Short problem: Pull out each line of the records holding the string "this".

Excerpted records:
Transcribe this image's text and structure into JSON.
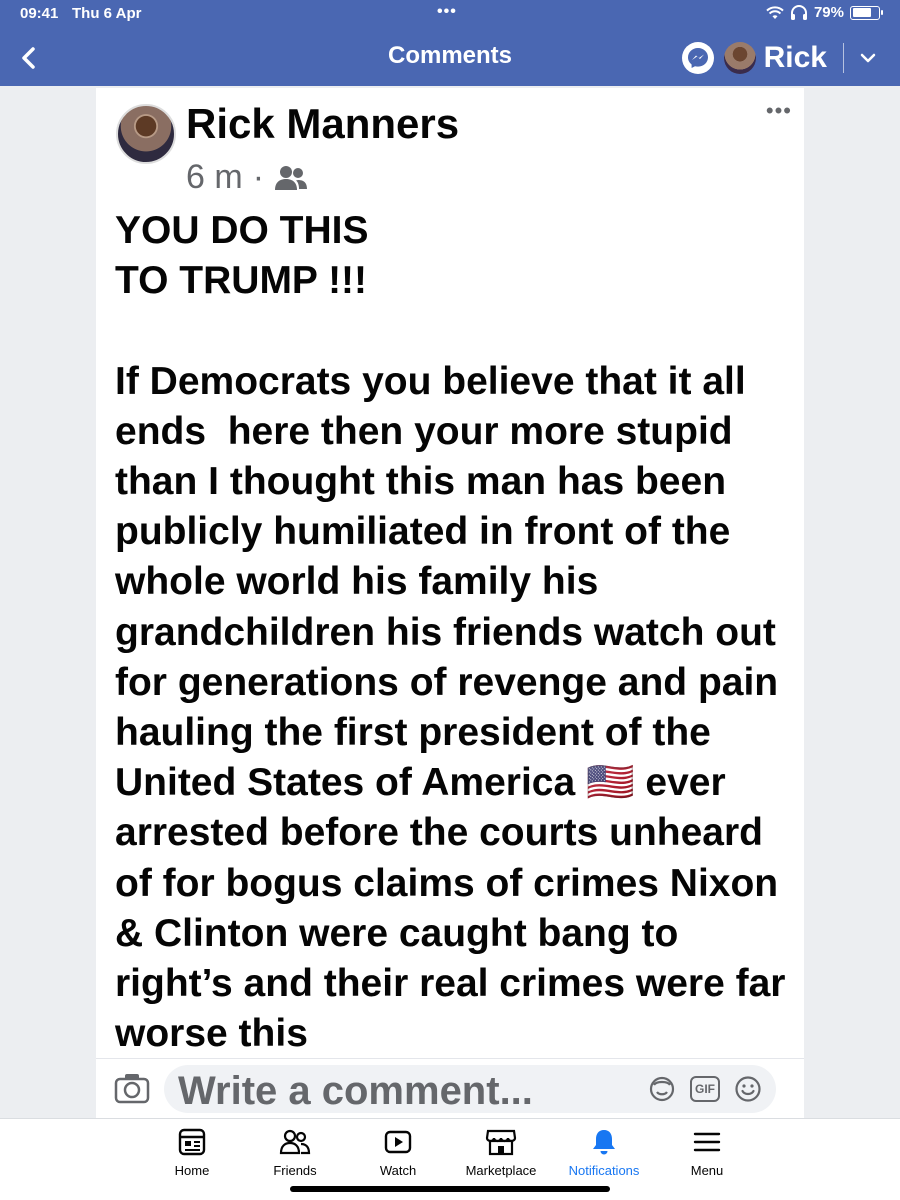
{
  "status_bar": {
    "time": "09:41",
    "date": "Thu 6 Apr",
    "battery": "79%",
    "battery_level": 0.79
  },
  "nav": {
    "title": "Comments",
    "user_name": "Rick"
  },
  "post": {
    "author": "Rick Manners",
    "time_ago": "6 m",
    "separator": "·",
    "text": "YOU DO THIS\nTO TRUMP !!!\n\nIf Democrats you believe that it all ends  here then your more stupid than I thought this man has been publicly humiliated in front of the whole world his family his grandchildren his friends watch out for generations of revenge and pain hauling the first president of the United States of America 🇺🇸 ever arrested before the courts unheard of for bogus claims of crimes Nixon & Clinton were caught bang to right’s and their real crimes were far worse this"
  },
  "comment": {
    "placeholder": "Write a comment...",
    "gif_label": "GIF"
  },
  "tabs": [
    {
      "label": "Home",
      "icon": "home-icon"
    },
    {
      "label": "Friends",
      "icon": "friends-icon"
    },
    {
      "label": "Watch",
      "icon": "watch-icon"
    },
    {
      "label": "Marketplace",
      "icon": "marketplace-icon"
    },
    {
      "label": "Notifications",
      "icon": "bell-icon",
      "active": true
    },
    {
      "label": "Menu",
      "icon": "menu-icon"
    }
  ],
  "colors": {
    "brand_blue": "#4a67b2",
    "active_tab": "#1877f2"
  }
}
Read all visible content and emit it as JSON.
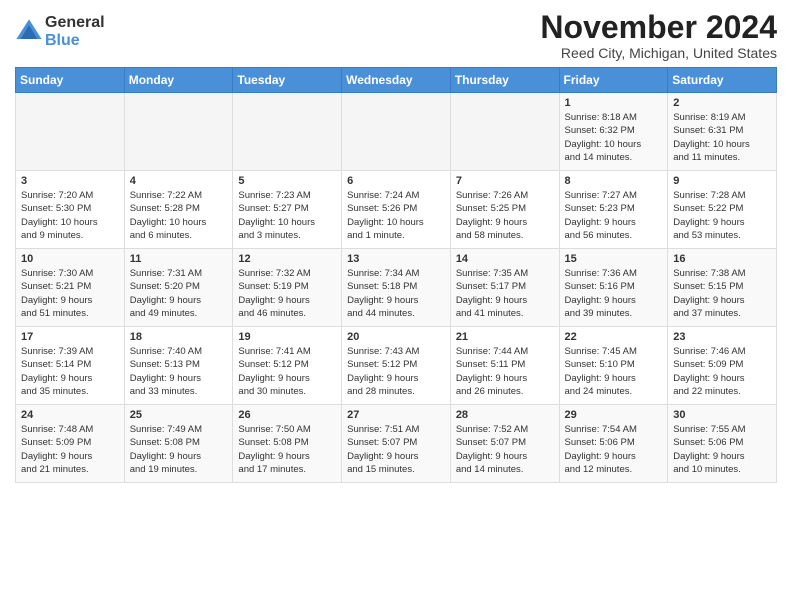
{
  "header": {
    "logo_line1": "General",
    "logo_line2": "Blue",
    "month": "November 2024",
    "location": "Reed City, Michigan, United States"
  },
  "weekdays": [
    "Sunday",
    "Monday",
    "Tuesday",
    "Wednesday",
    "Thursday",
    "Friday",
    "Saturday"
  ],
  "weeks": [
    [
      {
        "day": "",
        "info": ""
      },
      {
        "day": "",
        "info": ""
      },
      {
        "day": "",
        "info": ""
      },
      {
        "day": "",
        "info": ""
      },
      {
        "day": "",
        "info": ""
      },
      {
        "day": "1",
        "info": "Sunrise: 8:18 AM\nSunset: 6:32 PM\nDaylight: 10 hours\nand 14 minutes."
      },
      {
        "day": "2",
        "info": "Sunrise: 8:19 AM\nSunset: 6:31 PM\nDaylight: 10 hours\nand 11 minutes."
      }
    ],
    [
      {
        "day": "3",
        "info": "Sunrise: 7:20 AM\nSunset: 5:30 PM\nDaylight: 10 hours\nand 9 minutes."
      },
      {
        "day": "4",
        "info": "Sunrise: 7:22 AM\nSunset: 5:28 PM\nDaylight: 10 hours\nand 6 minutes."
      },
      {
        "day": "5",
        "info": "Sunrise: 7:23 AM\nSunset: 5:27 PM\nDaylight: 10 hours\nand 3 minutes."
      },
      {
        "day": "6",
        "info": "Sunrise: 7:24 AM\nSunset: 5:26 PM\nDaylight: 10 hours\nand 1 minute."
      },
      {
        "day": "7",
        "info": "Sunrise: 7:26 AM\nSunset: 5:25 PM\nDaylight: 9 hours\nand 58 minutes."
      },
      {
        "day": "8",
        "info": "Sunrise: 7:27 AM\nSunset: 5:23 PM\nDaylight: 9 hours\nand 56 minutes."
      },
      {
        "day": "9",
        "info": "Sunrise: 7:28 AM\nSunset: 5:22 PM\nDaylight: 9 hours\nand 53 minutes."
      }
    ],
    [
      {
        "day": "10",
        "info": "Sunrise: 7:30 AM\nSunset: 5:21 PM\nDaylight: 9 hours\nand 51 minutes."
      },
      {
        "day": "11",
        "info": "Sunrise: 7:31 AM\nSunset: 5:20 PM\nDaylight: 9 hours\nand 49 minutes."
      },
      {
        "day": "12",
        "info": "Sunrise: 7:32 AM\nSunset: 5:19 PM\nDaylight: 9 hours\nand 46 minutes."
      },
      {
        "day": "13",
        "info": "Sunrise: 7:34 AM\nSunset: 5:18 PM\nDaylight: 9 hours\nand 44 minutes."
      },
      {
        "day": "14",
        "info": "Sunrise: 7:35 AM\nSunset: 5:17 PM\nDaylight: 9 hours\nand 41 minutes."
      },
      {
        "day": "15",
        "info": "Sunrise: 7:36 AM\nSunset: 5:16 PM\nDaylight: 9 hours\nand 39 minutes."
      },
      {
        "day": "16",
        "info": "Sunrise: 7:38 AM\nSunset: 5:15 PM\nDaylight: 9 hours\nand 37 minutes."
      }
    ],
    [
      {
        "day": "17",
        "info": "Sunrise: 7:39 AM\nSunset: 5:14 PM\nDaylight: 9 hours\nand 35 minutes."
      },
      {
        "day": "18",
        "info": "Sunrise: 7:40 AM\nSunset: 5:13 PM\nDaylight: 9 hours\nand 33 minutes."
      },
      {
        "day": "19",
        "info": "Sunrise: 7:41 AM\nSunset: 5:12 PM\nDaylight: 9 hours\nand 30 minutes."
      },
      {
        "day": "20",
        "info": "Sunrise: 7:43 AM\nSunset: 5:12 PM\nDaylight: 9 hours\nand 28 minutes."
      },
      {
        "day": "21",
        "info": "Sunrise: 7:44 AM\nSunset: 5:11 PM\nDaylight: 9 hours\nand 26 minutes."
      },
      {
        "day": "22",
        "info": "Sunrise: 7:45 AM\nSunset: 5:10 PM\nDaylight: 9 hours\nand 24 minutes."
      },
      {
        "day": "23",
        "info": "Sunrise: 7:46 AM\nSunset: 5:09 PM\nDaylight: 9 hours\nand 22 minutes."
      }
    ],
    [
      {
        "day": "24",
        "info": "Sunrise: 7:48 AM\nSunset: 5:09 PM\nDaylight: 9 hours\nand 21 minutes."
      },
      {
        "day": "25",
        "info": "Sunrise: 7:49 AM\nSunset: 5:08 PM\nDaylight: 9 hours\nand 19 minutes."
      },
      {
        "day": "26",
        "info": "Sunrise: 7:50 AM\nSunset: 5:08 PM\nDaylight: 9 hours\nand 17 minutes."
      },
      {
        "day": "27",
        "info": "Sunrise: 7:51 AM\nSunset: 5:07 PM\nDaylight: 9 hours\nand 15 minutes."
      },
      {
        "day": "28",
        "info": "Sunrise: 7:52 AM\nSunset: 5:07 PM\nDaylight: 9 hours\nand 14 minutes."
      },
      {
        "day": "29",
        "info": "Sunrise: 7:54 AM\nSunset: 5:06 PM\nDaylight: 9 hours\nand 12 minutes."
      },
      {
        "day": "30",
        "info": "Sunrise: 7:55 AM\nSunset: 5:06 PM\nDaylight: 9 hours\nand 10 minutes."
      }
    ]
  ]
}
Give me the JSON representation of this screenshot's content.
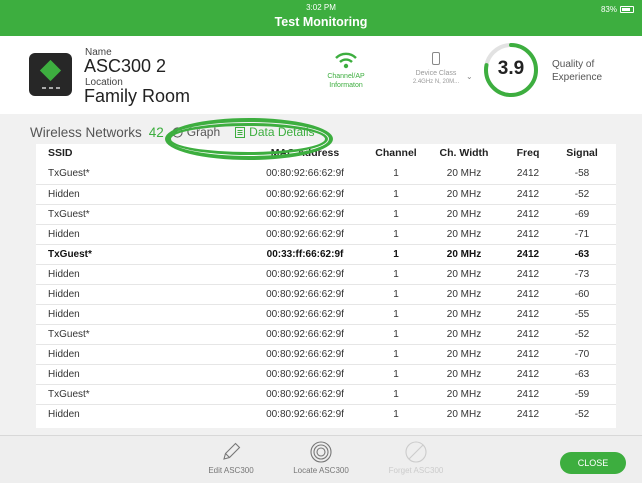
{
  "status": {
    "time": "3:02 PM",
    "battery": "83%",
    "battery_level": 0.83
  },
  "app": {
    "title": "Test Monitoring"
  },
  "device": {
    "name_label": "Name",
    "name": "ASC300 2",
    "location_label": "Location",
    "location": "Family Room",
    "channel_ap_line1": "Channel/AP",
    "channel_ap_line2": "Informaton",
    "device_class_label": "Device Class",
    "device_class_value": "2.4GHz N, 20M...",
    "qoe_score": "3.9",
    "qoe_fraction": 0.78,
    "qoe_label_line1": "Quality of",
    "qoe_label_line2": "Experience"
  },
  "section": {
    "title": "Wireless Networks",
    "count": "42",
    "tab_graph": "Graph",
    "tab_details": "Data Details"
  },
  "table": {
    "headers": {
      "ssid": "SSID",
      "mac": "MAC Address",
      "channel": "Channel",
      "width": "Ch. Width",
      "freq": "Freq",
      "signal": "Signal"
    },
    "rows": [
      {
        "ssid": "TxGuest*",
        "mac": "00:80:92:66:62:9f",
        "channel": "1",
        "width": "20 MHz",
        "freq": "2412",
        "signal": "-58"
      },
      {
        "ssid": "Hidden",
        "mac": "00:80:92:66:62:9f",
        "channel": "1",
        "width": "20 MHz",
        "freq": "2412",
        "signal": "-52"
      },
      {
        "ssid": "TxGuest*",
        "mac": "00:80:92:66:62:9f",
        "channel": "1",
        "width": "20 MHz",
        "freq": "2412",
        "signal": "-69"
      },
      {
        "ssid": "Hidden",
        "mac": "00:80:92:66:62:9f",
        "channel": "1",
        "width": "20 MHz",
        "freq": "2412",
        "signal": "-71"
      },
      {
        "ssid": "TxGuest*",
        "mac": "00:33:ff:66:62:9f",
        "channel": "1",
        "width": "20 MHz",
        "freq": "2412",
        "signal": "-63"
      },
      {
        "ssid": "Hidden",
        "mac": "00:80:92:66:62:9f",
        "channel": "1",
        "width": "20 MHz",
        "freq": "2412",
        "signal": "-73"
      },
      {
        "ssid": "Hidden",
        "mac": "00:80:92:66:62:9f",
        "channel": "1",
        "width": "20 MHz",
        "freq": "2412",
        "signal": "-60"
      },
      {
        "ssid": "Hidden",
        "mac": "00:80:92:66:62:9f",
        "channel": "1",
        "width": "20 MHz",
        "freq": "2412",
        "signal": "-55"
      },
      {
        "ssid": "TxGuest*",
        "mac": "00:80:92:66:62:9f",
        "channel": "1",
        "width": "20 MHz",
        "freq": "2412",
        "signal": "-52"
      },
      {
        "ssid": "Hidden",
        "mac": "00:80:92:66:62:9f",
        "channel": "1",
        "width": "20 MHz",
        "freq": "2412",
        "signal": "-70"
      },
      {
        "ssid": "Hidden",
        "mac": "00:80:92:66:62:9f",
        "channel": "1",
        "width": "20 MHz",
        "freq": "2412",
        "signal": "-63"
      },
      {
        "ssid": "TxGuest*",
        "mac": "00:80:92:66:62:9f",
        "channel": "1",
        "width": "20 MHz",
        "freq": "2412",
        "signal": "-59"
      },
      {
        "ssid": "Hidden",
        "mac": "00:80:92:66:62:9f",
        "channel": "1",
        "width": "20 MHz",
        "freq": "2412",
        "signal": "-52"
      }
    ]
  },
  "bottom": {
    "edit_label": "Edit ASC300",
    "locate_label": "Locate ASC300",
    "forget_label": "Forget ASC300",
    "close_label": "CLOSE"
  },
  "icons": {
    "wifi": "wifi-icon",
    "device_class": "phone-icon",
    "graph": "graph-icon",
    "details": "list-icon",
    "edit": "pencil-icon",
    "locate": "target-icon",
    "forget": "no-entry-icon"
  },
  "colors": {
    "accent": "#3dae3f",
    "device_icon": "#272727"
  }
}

Finished answer:
Transcribe this image's text and structure into JSON.
    "text": "YOU DO THIS\nTO TRUMP !!!\n\nIf Democrats you believe that it all ends  here then your more stupid than I thought this man has been publicly humiliated in front of the whole world his family his grandchildren his friends watch out for generations of revenge and pain hauling the first president of the United States of America 🇺🇸 ever arrested before the courts unheard of for bogus claims of crimes Nixon & Clinton were caught bang to right’s and their real crimes were far worse this"
Give me the JSON representation of this screenshot's content.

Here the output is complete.